Exercise details:
Return every entry exactly.

====== Exercise inputs ======

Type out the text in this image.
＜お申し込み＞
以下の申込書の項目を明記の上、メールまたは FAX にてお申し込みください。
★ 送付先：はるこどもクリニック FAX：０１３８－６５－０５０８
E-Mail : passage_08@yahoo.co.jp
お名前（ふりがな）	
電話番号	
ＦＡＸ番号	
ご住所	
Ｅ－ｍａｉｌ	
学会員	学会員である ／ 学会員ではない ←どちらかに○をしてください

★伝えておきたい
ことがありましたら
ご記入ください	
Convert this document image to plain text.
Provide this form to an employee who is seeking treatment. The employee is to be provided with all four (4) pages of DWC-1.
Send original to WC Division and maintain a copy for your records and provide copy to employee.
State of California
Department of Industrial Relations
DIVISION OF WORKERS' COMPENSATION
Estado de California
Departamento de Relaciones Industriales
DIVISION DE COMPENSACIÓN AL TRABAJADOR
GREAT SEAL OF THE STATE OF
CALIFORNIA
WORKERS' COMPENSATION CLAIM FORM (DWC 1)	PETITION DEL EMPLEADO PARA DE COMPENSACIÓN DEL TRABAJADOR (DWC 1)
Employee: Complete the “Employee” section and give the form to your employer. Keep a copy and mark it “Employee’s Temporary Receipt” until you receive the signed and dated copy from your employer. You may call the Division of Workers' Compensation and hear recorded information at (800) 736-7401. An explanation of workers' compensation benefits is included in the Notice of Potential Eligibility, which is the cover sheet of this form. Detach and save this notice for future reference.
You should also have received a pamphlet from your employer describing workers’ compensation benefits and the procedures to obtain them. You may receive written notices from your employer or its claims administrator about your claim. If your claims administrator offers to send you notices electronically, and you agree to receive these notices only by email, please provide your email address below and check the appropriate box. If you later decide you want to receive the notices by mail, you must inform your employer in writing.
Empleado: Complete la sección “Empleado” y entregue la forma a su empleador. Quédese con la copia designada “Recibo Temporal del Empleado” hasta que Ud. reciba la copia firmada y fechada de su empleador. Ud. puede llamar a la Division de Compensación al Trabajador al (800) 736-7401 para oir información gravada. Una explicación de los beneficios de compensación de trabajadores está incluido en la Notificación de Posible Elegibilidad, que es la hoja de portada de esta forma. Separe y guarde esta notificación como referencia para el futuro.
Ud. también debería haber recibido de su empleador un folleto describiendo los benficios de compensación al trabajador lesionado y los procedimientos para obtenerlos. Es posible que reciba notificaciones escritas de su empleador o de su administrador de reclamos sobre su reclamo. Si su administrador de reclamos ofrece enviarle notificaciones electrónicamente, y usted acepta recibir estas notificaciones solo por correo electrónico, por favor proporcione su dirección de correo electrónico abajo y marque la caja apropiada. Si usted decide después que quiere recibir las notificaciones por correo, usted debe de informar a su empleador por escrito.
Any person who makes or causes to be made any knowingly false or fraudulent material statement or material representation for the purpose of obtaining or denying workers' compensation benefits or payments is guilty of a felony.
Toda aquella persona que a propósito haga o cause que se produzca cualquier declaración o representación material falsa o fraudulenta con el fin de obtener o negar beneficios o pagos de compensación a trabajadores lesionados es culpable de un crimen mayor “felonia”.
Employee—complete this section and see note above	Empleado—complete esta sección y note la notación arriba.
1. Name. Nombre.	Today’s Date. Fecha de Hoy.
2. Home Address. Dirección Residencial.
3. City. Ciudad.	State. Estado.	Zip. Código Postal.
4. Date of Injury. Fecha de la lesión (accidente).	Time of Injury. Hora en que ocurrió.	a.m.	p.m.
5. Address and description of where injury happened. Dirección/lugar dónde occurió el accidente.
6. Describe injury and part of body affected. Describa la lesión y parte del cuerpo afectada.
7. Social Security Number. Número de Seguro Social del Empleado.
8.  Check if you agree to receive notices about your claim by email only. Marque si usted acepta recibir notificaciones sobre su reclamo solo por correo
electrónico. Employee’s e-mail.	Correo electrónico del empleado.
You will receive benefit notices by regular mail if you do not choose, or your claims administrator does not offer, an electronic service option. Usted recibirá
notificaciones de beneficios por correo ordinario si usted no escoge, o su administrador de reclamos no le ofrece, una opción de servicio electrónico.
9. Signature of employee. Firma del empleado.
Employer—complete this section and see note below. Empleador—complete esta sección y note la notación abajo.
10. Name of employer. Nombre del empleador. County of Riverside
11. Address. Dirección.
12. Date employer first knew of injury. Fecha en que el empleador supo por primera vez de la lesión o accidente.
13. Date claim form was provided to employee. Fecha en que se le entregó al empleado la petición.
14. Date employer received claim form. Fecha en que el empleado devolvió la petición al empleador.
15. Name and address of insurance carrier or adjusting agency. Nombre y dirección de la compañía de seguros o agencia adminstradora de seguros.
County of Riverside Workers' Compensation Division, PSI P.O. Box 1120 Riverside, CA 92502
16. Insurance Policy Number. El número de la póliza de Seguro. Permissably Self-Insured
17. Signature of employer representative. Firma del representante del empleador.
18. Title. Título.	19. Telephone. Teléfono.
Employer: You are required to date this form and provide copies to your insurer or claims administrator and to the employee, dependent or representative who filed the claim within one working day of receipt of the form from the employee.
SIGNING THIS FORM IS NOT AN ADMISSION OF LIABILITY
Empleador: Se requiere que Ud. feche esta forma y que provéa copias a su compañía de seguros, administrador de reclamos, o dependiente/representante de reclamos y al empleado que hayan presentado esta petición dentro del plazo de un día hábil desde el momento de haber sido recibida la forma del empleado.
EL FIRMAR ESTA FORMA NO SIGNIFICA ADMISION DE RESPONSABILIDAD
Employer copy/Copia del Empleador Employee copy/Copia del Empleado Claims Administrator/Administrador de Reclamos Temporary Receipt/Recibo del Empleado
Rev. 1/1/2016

======

Solution:
Type out the text in this image.
＜お申し込み＞
以下の申込書の項目を明記の上、メールまたは FAX にてお申し込みください。
★ 送付先：はるこどもクリニック FAX：０１３８－６５－０５０８
E-Mail : passage_08@yahoo.co.jp
お名前（ふりがな）	
電話番号	
ＦＡＸ番号	
ご住所	
Ｅ－ｍａｉｌ	
学会員	学会員である ／ 学会員ではない ←どちらかに○をしてください

★伝えておきたい
ことがありましたら
ご記入ください	
Convert this document image to plain text.
Provide this form to an employee who is seeking treatment. The employee is to be provided with all four (4) pages of DWC-1.
Send original to WC Division and maintain a copy for your records and provide copy to employee.
State of California
Department of Industrial Relations
DIVISION OF WORKERS' COMPENSATION
Estado de California
Departamento de Relaciones Industriales
DIVISION DE COMPENSACIÓN AL TRABAJADOR
GREAT SEAL OF THE STATE OF
CALIFORNIA
WORKERS' COMPENSATION CLAIM FORM (DWC 1)	PETITION DEL EMPLEADO PARA DE COMPENSACIÓN DEL TRABAJADOR (DWC 1)
Employee: Complete the “Employee” section and give the form to your employer. Keep a copy and mark it “Employee’s Temporary Receipt” until you receive the signed and dated copy from your employer. You may call the Division of Workers' Compensation and hear recorded information at (800) 736-7401. An explanation of workers' compensation benefits is included in the Notice of Potential Eligibility, which is the cover sheet of this form. Detach and save this notice for future reference.
You should also have received a pamphlet from your employer describing workers’ compensation benefits and the procedures to obtain them. You may receive written notices from your employer or its claims administrator about your claim. If your claims administrator offers to send you notices electronically, and you agree to receive these notices only by email, please provide your email address below and check the appropriate box. If you later decide you want to receive the notices by mail, you must inform your employer in writing.
Empleado: Complete la sección “Empleado” y entregue la forma a su empleador. Quédese con la copia designada “Recibo Temporal del Empleado” hasta que Ud. reciba la copia firmada y fechada de su empleador. Ud. puede llamar a la Division de Compensación al Trabajador al (800) 736-7401 para oir información gravada. Una explicación de los beneficios de compensación de trabajadores está incluido en la Notificación de Posible Elegibilidad, que es la hoja de portada de esta forma. Separe y guarde esta notificación como referencia para el futuro.
Ud. también debería haber recibido de su empleador un folleto describiendo los benficios de compensación al trabajador lesionado y los procedimientos para obtenerlos. Es posible que reciba notificaciones escritas de su empleador o de su administrador de reclamos sobre su reclamo. Si su administrador de reclamos ofrece enviarle notificaciones electrónicamente, y usted acepta recibir estas notificaciones solo por correo electrónico, por favor proporcione su dirección de correo electrónico abajo y marque la caja apropiada. Si usted decide después que quiere recibir las notificaciones por correo, usted debe de informar a su empleador por escrito.
Any person who makes or causes to be made any knowingly false or fraudulent material statement or material representation for the purpose of obtaining or denying workers' compensation benefits or payments is guilty of a felony.
Toda aquella persona que a propósito haga o cause que se produzca cualquier declaración o representación material falsa o fraudulenta con el fin de obtener o negar beneficios o pagos de compensación a trabajadores lesionados es culpable de un crimen mayor “felonia”.
Employee—complete this section and see note above	Empleado—complete esta sección y note la notación arriba.
1. Name. Nombre.	Today’s Date. Fecha de Hoy.
2. Home Address. Dirección Residencial.
3. City. Ciudad.	State. Estado.	Zip. Código Postal.
4. Date of Injury. Fecha de la lesión (accidente).	Time of Injury. Hora en que ocurrió.	a.m.	p.m.
5. Address and description of where injury happened. Dirección/lugar dónde occurió el accidente.
6. Describe injury and part of body affected. Describa la lesión y parte del cuerpo afectada.
7. Social Security Number. Número de Seguro Social del Empleado.
8.  Check if you agree to receive notices about your claim by email only. Marque si usted acepta recibir notificaciones sobre su reclamo solo por correo
electrónico. Employee’s e-mail.	Correo electrónico del empleado.
You will receive benefit notices by regular mail if you do not choose, or your claims administrator does not offer, an electronic service option. Usted recibirá
notificaciones de beneficios por correo ordinario si usted no escoge, o su administrador de reclamos no le ofrece, una opción de servicio electrónico.
9. Signature of employee. Firma del empleado.
Employer—complete this section and see note below. Empleador—complete esta sección y note la notación abajo.
10. Name of employer. Nombre del empleador. County of Riverside
11. Address. Dirección.
12. Date employer first knew of injury. Fecha en que el empleador supo por primera vez de la lesión o accidente.
13. Date claim form was provided to employee. Fecha en que se le entregó al empleado la petición.
14. Date employer received claim form. Fecha en que el empleado devolvió la petición al empleador.
15. Name and address of insurance carrier or adjusting agency. Nombre y dirección de la compañía de seguros o agencia adminstradora de seguros.
County of Riverside Workers' Compensation Division, PSI P.O. Box 1120 Riverside, CA 92502
16. Insurance Policy Number. El número de la póliza de Seguro. Permissably Self-Insured
17. Signature of employer representative. Firma del representante del empleador.
18. Title. Título.	19. Telephone. Teléfono.
Employer: You are required to date this form and provide copies to your insurer or claims administrator and to the employee, dependent or representative who filed the claim within one working day of receipt of the form from the employee.
SIGNING THIS FORM IS NOT AN ADMISSION OF LIABILITY
Empleador: Se requiere que Ud. feche esta forma y que provéa copias a su compañía de seguros, administrador de reclamos, o dependiente/representante de reclamos y al empleado que hayan presentado esta petición dentro del plazo de un día hábil desde el momento de haber sido recibida la forma del empleado.
EL FIRMAR ESTA FORMA NO SIGNIFICA ADMISION DE RESPONSABILIDAD
Employer copy/Copia del Empleador Employee copy/Copia del Empleado Claims Administrator/Administrador de Reclamos Temporary Receipt/Recibo del Empleado
Rev. 1/1/2016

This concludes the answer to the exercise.